> **Source**
══════

Leadership/The President´s Blog/The Peace of Jerusalem

The Peace of Jerusalem

A Call to Pray, Educate and Advocate
Jan-Aage Torp
April 16, 2015

European Apostolic Leaders (EAL) is committed to pray for the peace of Jerusalem.

The Peace of JerusalemKrassimir Partovsky and Jan-Aage Torp at the Grand Synagogue in Sofia

Our vision for peace in Jerusalem, Israel and the Middle East - as well as peace in the world - is based on Isaiah 2:1-5. The Old Testament vision of world peace was even the source of inspiration for the creation of the United Nations. A monument outside the UN building in New York quotes Isaiah 2:1-5 as the path to peace. 

Isaiah 2:1-5

«´The word that Isaiah the son of Amoz saw concerning Judah and Jerusalem. 

It shall come to pass in the latter days that the mountain of the house of the Lord shall be established as the highest of the mountains, and shall be lifted up above the hills; and all the nations shall flow to it, and many peoples shall come, and say: «Come, let us go up to the mountain of the Lord, to the house of the God of Jacob, that he may teach us his ways and that we may walk in his paths.» For out of Zion shall go the law, and the word of the Lord from Jerusalem. He shall judge between the nations, and shall decide disputes for many peoples; and they shall beat their swords into plowshares, and their spears into pruning hooks; nation shall not lift up sword against nation, neither shall they learn war anymore. O house of Jacob, come, let us walk in the light of the Lord.»

══════

> **Listed records**
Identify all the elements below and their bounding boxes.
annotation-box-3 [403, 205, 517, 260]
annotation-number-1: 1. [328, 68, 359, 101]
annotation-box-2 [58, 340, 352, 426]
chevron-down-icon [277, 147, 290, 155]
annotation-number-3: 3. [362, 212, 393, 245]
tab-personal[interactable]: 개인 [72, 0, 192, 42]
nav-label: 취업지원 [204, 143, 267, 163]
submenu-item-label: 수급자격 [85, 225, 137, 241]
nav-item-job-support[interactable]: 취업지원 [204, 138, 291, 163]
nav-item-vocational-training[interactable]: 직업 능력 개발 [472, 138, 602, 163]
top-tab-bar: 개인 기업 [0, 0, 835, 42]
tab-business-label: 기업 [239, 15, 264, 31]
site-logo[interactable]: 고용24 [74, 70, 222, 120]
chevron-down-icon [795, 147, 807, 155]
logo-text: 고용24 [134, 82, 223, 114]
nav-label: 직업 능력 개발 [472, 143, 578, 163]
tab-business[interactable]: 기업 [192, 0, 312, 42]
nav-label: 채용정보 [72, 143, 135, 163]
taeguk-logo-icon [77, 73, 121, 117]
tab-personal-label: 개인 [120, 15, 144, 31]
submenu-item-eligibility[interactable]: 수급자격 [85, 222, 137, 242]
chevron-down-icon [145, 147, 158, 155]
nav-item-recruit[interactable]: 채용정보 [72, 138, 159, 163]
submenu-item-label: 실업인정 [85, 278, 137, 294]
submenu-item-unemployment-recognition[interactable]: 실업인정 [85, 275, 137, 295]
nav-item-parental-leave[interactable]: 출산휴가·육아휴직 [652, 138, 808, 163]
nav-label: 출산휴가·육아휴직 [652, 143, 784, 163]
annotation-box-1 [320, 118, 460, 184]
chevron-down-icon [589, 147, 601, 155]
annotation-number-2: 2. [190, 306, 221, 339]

══════

> **Problem details**
Write out, word for word, the part of the post on the peace of Jerusalem from "Our vision for" to "Judah and Jerusalem.".

> **Exercise result**
Our vision for peace in Jerusalem, Israel and the Middle East - as well as peace in the world - is based on Isaiah 2:1-5. The Old Testament vision of world peace was even the source of inspiration for the creation of the United Nations. A monument outside the UN building in New York quotes Isaiah 2:1-5 as the path to peace. 

Isaiah 2:1-5

«´The word that Isaiah the son of Amoz saw concerning Judah and Jerusalem.